Work item:
Check each line of the entries below for the word "well", then report how many have it, with no other words.

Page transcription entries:
- - -

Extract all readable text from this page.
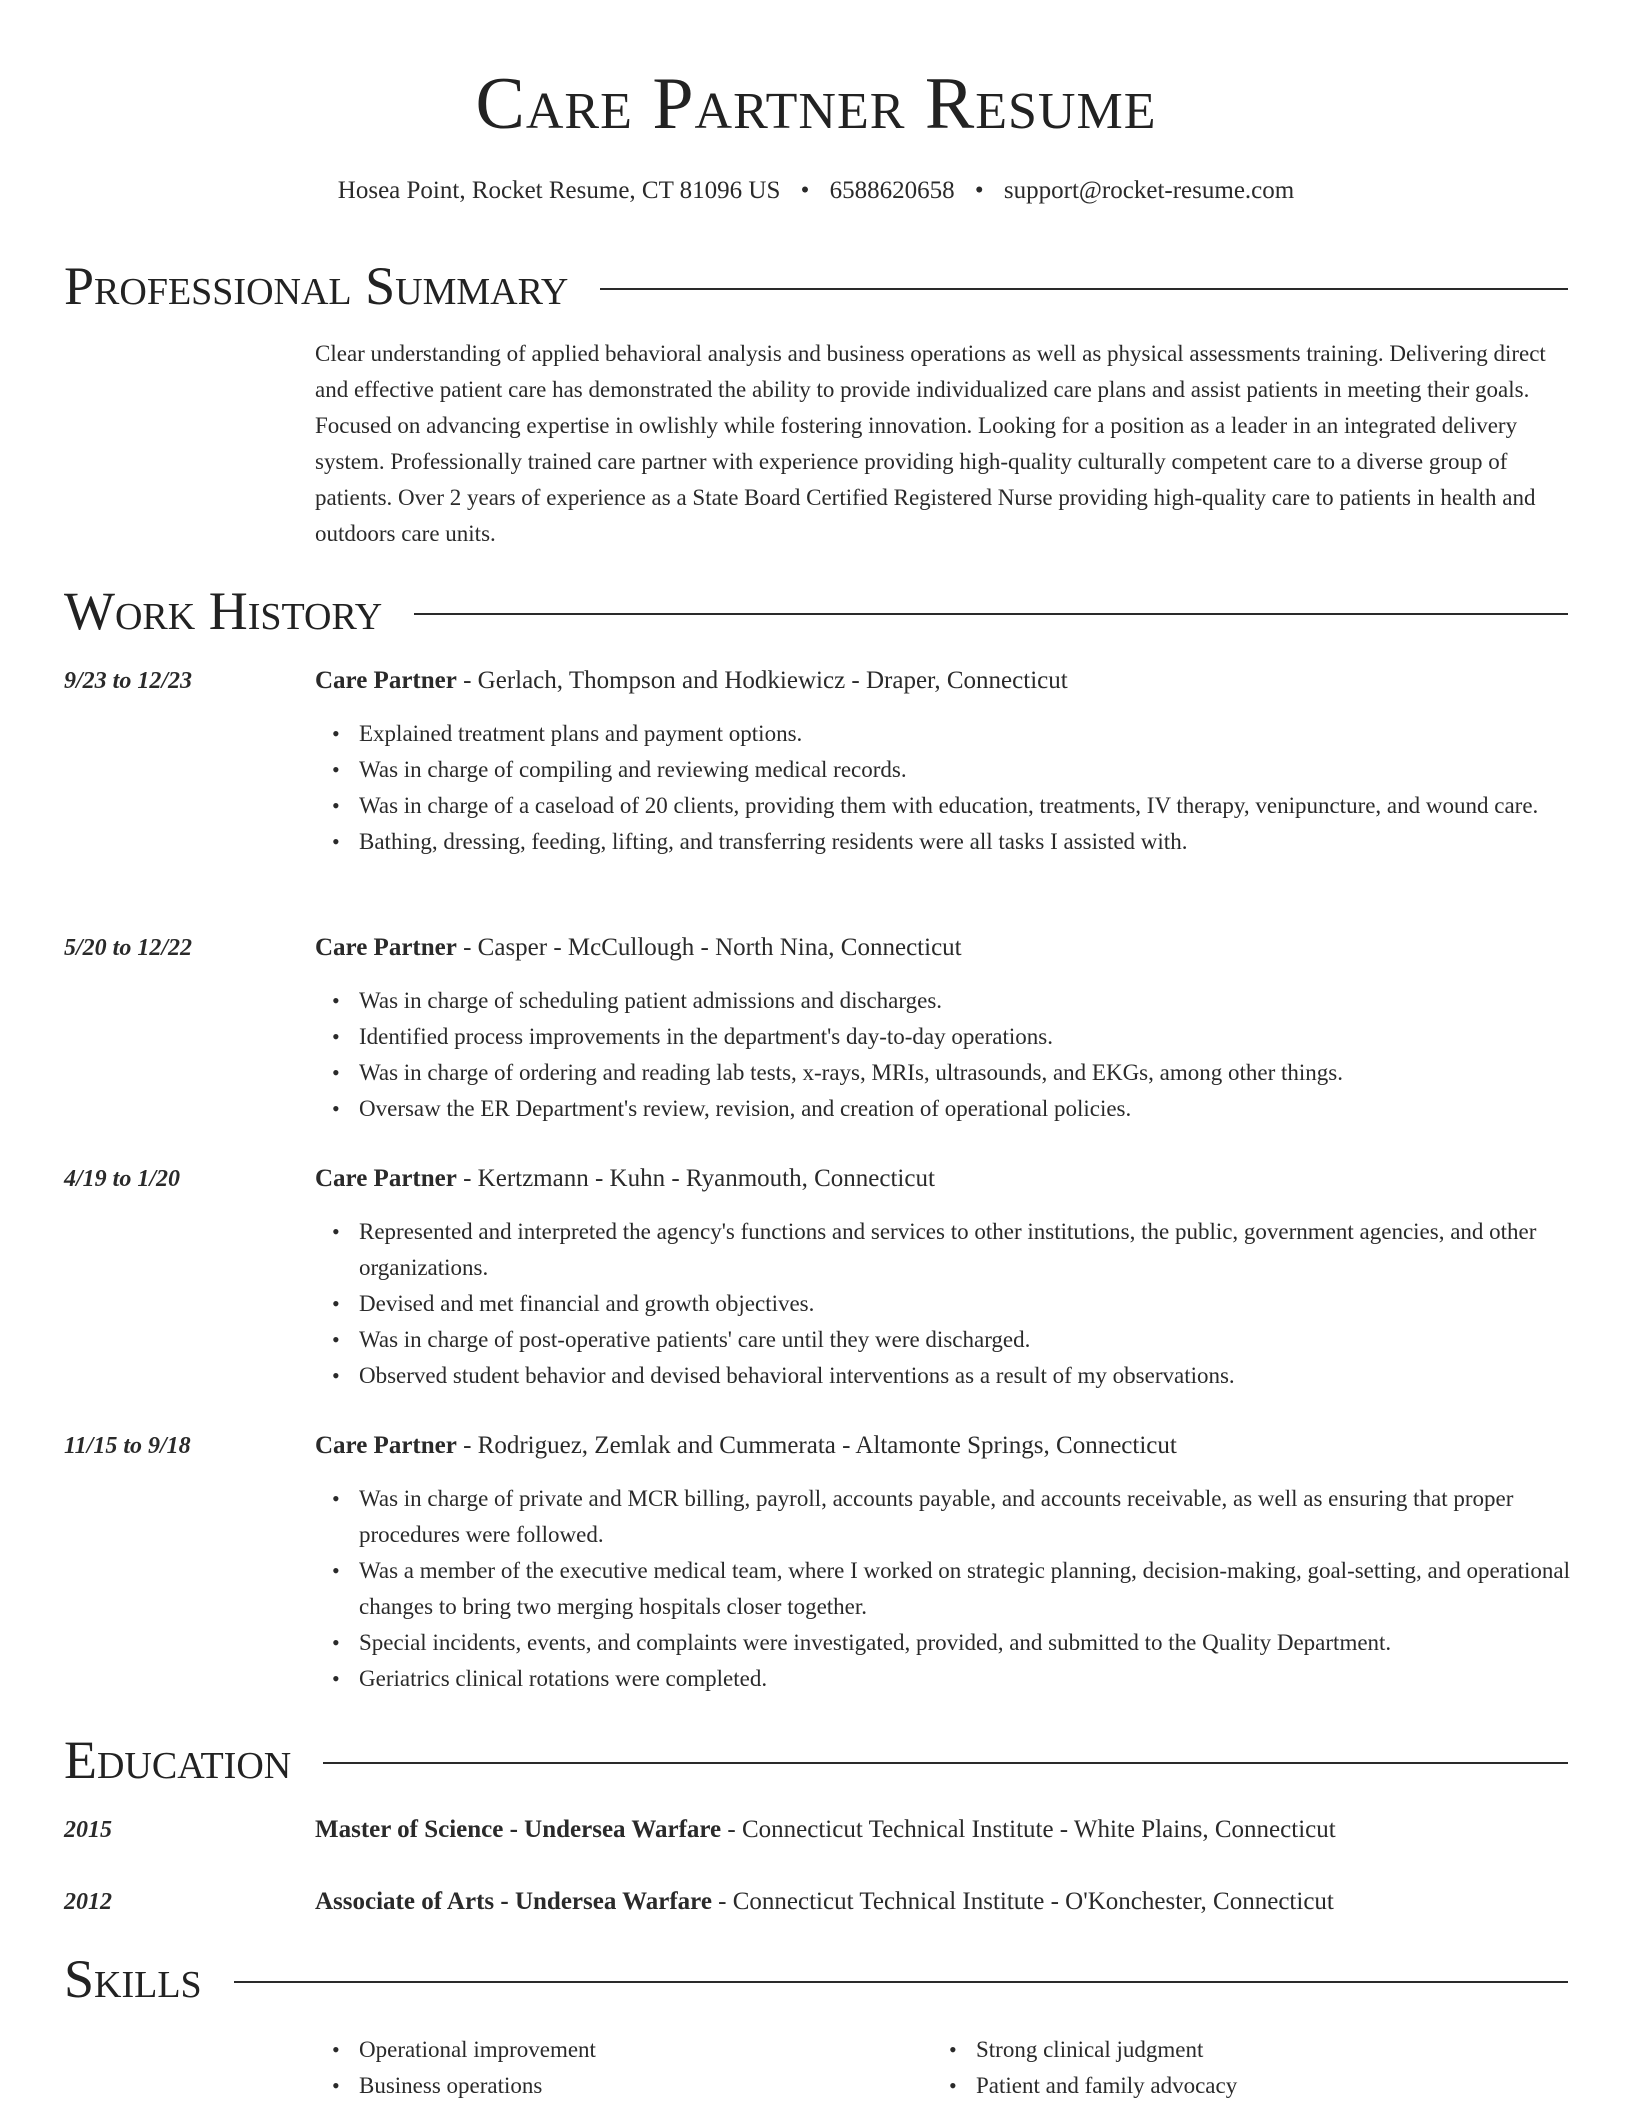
Care Partner Resume
Hosea Point, Rocket Resume, CT 81096 US • 6588620658 • support@rocket-resume.com
Professional Summary

Clear understanding of applied behavioral analysis and business operations as well as physical assessments training. Delivering direct and effective patient care has demonstrated the ability to provide individualized care plans and assist patients in meeting their goals. Focused on advancing expertise in owlishly while fostering innovation. Looking for a position as a leader in an integrated delivery system. Professionally trained care partner with experience providing high-quality culturally competent care to a diverse group of patients. Over 2 years of experience as a State Board Certified Registered Nurse providing high-quality care to patients in health and outdoors care units.

Work History
9/23 to 12/23	Care Partner - Gerlach, Thompson and Hodkiewicz - Draper, Connecticut
• Explained treatment plans and payment options.
• Was in charge of compiling and reviewing medical records.
• Was in charge of a caseload of 20 clients, providing them with education, treatments, IV therapy, venipuncture, and wound care.
• Bathing, dressing, feeding, lifting, and transferring residents were all tasks I assisted with.
5/20 to 12/22	Care Partner - Casper - McCullough - North Nina, Connecticut
• Was in charge of scheduling patient admissions and discharges.
• Identified process improvements in the department's day-to-day operations.
• Was in charge of ordering and reading lab tests, x-rays, MRIs, ultrasounds, and EKGs, among other things.
• Oversaw the ER Department's review, revision, and creation of operational policies.
4/19 to 1/20	Care Partner - Kertzmann - Kuhn - Ryanmouth, Connecticut
• Represented and interpreted the agency's functions and services to other institutions, the public, government agencies, and other organizations.
• Devised and met financial and growth objectives.
• Was in charge of post-operative patients' care until they were discharged.
• Observed student behavior and devised behavioral interventions as a result of my observations.
11/15 to 9/18	Care Partner - Rodriguez, Zemlak and Cummerata - Altamonte Springs, Connecticut
• Was in charge of private and MCR billing, payroll, accounts payable, and accounts receivable, as well as ensuring that proper procedures were followed.
• Was a member of the executive medical team, where I worked on strategic planning, decision-making, goal-setting, and operational changes to bring two merging hospitals closer together.
• Special incidents, events, and complaints were investigated, provided, and submitted to the Quality Department.
• Geriatrics clinical rotations were completed.
Education
2015	Master of Science - Undersea Warfare - Connecticut Technical Institute - White Plains, Connecticut
2012	Associate of Arts - Undersea Warfare - Connecticut Technical Institute - O'Konchester, Connecticut
Skills
• Operational improvement
• Business operations
• Strong clinical judgment
• Patient and family advocacy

- - -

Written solution:
2